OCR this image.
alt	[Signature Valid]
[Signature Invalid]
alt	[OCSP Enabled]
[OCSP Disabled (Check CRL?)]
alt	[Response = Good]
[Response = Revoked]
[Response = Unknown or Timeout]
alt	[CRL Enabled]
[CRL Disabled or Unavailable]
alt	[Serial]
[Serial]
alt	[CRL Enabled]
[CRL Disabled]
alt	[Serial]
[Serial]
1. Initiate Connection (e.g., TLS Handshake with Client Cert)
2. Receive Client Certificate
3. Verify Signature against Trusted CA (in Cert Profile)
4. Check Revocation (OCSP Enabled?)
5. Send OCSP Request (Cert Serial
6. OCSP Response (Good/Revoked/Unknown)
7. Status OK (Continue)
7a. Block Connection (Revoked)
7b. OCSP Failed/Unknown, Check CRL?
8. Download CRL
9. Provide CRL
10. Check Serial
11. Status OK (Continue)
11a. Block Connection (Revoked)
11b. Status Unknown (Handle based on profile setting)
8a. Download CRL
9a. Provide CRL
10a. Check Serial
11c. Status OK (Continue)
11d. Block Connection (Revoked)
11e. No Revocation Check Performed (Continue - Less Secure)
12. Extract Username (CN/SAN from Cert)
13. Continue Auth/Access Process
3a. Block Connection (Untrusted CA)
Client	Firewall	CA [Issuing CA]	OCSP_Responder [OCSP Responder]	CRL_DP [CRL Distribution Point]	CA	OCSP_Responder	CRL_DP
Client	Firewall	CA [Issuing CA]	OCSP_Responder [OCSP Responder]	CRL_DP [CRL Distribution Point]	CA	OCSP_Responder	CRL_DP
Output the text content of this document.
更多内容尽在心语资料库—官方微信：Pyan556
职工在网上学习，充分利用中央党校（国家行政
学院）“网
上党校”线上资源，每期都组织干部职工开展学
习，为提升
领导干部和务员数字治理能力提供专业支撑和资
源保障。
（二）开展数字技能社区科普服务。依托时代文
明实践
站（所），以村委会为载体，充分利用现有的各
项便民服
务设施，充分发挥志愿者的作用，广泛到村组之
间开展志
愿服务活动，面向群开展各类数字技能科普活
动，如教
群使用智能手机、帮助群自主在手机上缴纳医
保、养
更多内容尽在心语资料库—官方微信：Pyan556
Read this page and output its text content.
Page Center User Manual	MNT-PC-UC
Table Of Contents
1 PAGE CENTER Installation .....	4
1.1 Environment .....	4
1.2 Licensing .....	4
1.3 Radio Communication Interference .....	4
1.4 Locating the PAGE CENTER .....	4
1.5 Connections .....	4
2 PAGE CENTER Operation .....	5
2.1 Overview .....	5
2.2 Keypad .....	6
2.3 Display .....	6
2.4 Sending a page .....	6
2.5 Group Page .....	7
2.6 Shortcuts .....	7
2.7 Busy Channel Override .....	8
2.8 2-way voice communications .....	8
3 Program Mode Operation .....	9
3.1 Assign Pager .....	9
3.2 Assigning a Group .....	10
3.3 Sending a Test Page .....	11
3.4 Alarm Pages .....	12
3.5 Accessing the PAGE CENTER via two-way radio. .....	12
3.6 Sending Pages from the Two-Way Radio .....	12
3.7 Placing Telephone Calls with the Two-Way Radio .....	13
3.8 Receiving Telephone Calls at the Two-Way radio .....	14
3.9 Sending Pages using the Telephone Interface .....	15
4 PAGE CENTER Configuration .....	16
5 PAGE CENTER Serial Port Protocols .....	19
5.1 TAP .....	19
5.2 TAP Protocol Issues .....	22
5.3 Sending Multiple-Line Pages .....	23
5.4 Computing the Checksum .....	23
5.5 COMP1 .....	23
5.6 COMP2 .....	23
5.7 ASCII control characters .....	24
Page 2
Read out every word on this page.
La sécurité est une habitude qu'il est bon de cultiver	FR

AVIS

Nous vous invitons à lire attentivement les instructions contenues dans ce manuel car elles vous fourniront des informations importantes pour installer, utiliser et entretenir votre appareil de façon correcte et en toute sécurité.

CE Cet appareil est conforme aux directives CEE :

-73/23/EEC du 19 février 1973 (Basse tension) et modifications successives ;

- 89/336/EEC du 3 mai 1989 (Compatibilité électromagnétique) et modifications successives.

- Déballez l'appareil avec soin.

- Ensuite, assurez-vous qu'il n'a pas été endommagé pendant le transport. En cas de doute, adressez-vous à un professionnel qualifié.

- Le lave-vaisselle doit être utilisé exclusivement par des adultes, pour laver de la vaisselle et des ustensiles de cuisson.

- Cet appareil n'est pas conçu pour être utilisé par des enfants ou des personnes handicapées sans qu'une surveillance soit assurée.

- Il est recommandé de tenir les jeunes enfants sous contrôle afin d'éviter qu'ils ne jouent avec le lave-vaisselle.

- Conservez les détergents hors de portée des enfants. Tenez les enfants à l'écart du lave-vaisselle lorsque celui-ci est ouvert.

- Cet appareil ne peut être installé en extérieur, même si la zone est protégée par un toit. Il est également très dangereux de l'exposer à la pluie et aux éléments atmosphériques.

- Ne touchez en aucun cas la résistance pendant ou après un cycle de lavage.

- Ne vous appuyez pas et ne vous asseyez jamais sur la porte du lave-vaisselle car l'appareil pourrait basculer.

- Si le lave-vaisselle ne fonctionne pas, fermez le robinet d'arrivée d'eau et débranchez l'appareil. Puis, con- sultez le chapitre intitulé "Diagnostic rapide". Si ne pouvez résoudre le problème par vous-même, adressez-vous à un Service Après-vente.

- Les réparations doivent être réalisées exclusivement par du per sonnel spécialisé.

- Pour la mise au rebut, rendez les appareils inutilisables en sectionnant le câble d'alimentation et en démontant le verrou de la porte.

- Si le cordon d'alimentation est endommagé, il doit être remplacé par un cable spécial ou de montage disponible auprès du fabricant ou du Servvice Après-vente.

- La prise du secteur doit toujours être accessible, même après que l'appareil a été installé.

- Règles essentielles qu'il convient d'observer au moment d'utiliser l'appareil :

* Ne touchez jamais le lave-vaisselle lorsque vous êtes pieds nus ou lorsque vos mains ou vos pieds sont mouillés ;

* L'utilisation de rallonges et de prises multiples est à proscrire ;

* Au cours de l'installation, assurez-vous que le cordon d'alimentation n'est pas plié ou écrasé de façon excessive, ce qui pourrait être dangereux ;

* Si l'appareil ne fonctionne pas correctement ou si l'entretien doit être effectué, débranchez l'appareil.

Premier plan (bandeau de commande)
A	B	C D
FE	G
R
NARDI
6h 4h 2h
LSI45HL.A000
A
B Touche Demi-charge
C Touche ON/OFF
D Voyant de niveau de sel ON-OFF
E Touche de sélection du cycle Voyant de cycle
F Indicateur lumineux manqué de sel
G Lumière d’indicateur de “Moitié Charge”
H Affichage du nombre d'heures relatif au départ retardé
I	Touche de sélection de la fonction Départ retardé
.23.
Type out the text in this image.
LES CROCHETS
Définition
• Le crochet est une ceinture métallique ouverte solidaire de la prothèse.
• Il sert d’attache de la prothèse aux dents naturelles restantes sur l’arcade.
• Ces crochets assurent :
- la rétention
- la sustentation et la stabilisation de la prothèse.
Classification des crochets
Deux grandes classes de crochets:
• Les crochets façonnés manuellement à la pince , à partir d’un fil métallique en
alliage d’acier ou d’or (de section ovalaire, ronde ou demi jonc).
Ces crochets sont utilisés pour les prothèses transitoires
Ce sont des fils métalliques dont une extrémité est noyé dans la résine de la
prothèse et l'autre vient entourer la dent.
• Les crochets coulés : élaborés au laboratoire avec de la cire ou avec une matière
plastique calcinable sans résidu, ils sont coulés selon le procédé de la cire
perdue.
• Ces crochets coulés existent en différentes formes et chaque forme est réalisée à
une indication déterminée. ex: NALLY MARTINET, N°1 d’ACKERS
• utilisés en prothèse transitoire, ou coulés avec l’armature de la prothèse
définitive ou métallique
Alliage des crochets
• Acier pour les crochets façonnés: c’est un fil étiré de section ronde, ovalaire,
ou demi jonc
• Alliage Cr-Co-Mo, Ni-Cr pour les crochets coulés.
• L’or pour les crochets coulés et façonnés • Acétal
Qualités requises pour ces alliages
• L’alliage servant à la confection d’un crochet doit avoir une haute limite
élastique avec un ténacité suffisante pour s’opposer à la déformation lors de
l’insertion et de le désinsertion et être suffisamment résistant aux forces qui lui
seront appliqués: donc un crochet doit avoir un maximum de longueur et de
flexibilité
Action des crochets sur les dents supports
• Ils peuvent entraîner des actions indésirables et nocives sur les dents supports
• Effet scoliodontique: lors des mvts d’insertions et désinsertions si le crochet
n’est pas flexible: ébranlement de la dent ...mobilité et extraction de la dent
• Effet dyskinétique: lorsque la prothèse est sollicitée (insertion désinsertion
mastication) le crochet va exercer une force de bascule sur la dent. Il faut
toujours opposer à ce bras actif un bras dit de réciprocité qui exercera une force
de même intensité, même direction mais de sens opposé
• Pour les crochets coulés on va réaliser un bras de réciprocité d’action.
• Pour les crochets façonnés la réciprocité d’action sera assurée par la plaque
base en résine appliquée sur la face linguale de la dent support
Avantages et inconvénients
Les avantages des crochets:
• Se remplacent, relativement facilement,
+ + + +
_SHORT PROBLEM_
Identify the lines above with the word "dangereux". Copy them.

_EXPECTED ANSWER_
- Cet appareil ne peut être installé en extérieur, même si la zone est protégée par un toit. Il est également très dangereux de l'exposer à la pluie et aux éléments atmosphériques.
* Au cours de l'installation, assurez-vous que le cordon d'alimentation n'est pas plié ou écrasé de façon excessive, ce qui pourrait être dangereux ;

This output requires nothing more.